▶ _GIVEN INSTRUCTION_: Copy out the entries below precisely; nothing is to be omitted.

## Begin

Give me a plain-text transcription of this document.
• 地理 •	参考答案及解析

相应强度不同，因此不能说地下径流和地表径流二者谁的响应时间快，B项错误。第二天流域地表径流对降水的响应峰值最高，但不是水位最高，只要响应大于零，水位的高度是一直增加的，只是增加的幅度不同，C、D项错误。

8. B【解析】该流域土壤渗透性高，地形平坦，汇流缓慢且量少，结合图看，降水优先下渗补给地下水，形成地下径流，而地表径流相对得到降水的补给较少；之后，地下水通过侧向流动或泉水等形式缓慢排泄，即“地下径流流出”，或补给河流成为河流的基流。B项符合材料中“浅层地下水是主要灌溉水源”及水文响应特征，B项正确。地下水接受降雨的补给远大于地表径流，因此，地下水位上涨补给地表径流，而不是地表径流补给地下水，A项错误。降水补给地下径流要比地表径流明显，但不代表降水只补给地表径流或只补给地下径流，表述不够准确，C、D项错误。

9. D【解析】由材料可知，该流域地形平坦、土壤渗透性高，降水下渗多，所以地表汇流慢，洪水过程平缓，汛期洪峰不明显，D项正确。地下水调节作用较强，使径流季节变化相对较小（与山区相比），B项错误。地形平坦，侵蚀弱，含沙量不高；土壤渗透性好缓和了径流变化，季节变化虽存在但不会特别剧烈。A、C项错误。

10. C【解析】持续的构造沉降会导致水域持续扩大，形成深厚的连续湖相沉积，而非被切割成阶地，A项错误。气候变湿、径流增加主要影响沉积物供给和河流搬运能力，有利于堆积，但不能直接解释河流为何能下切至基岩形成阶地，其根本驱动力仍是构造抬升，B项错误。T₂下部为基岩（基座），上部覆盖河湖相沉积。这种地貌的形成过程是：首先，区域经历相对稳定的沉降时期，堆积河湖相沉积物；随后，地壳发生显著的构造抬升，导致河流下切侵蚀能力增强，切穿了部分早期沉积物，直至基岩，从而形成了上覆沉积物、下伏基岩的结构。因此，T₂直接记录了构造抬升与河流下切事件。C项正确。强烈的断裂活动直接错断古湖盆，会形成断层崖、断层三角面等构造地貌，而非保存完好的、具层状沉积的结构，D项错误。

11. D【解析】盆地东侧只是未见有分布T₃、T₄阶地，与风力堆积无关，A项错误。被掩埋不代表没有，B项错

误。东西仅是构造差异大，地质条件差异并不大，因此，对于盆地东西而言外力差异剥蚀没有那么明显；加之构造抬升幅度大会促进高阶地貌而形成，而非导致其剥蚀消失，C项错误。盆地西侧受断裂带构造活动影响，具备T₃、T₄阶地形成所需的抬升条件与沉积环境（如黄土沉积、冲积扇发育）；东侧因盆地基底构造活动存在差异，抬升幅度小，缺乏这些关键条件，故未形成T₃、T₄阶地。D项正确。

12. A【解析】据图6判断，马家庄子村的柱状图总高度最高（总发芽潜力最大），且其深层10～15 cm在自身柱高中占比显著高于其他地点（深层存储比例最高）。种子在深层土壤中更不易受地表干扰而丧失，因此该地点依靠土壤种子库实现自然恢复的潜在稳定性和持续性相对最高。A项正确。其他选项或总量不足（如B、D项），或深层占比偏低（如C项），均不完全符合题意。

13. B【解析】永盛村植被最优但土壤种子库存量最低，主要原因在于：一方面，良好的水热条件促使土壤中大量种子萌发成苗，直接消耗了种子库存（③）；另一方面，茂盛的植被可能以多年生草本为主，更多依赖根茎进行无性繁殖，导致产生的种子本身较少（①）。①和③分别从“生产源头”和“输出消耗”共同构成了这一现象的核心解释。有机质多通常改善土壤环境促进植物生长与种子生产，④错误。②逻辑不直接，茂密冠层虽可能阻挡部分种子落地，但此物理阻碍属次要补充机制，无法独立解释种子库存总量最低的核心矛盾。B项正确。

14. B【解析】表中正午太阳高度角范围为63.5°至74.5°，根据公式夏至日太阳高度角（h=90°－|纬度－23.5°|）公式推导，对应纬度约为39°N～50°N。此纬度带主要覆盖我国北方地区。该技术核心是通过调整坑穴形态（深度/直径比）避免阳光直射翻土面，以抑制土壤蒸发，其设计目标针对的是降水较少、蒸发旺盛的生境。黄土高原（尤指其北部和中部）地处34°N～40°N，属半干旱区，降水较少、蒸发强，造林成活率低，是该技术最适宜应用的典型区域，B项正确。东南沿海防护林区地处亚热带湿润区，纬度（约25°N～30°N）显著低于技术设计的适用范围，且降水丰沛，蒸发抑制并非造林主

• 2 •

## End

▶ _SOLUTION TO THE PROBLEM_:
Give me a plain-text transcription of this document.
• 地理 •	参考答案及解析

相应强度不同，因此不能说地下径流和地表径流二者谁的响应时间快，B项错误。第二天流域地表径流对降水的响应峰值最高，但不是水位最高，只要响应大于零，水位的高度是一直增加的，只是增加的幅度不同，C、D项错误。

8. B【解析】该流域土壤渗透性高，地形平坦，汇流缓慢且量少，结合图看，降水优先下渗补给地下水，形成地下径流，而地表径流相对得到降水的补给较少；之后，地下水通过侧向流动或泉水等形式缓慢排泄，即“地下径流流出”，或补给河流成为河流的基流。B项符合材料中“浅层地下水是主要灌溉水源”及水文响应特征，B项正确。地下水接受降雨的补给远大于地表径流，因此，地下水位上涨补给地表径流，而不是地表径流补给地下水，A项错误。降水补给地下径流要比地表径流明显，但不代表降水只补给地表径流或只补给地下径流，表述不够准确，C、D项错误。

9. D【解析】由材料可知，该流域地形平坦、土壤渗透性高，降水下渗多，所以地表汇流慢，洪水过程平缓，汛期洪峰不明显，D项正确。地下水调节作用较强，使径流季节变化相对较小（与山区相比），B项错误。地形平坦，侵蚀弱，含沙量不高；土壤渗透性好缓和了径流变化，季节变化虽存在但不会特别剧烈。A、C项错误。

10. C【解析】持续的构造沉降会导致水域持续扩大，形成深厚的连续湖相沉积，而非被切割成阶地，A项错误。气候变湿、径流增加主要影响沉积物供给和河流搬运能力，有利于堆积，但不能直接解释河流为何能下切至基岩形成阶地，其根本驱动力仍是构造抬升，B项错误。T₂下部为基岩（基座），上部覆盖河湖相沉积。这种地貌的形成过程是：首先，区域经历相对稳定的沉降时期，堆积河湖相沉积物；随后，地壳发生显著的构造抬升，导致河流下切侵蚀能力增强，切穿了部分早期沉积物，直至基岩，从而形成了上覆沉积物、下伏基岩的结构。因此，T₂直接记录了构造抬升与河流下切事件。C项正确。强烈的断裂活动直接错断古湖盆，会形成断层崖、断层三角面等构造地貌，而非保存完好的、具层状沉积的结构，D项错误。

11. D【解析】盆地东侧只是未见有分布T₃、T₄阶地，与风力堆积无关，A项错误。被掩埋不代表没有，B项错

误。东西仅是构造差异大，地质条件差异并不大，因此，对于盆地东西而言外力差异剥蚀没有那么明显；加之构造抬升幅度大会促进高阶地貌而形成，而非导致其剥蚀消失，C项错误。盆地西侧受断裂带构造活动影响，具备T₃、T₄阶地形成所需的抬升条件与沉积环境（如黄土沉积、冲积扇发育）；东侧因盆地基底构造活动存在差异，抬升幅度小，缺乏这些关键条件，故未形成T₃、T₄阶地。D项正确。

12. A【解析】据图6判断，马家庄子村的柱状图总高度最高（总发芽潜力最大），且其深层10～15 cm在自身柱高中占比显著高于其他地点（深层存储比例最高）。种子在深层土壤中更不易受地表干扰而丧失，因此该地点依靠土壤种子库实现自然恢复的潜在稳定性和持续性相对最高。A项正确。其他选项或总量不足（如B、D项），或深层占比偏低（如C项），均不完全符合题意。

13. B【解析】永盛村植被最优但土壤种子库存量最低，主要原因在于：一方面，良好的水热条件促使土壤中大量种子萌发成苗，直接消耗了种子库存（③）；另一方面，茂盛的植被可能以多年生草本为主，更多依赖根茎进行无性繁殖，导致产生的种子本身较少（①）。①和③分别从“生产源头”和“输出消耗”共同构成了这一现象的核心解释。有机质多通常改善土壤环境促进植物生长与种子生产，④错误。②逻辑不直接，茂密冠层虽可能阻挡部分种子落地，但此物理阻碍属次要补充机制，无法独立解释种子库存总量最低的核心矛盾。B项正确。

14. B【解析】表中正午太阳高度角范围为63.5°至74.5°，根据公式夏至日太阳高度角（h=90°－|纬度－23.5°|）公式推导，对应纬度约为39°N～50°N。此纬度带主要覆盖我国北方地区。该技术核心是通过调整坑穴形态（深度/直径比）避免阳光直射翻土面，以抑制土壤蒸发，其设计目标针对的是降水较少、蒸发旺盛的生境。黄土高原（尤指其北部和中部）地处34°N～40°N，属半干旱区，降水较少、蒸发强，造林成活率低，是该技术最适宜应用的典型区域，B项正确。东南沿海防护林区地处亚热带湿润区，纬度（约25°N～30°N）显著低于技术设计的适用范围，且降水丰沛，蒸发抑制并非造林主

• 2 •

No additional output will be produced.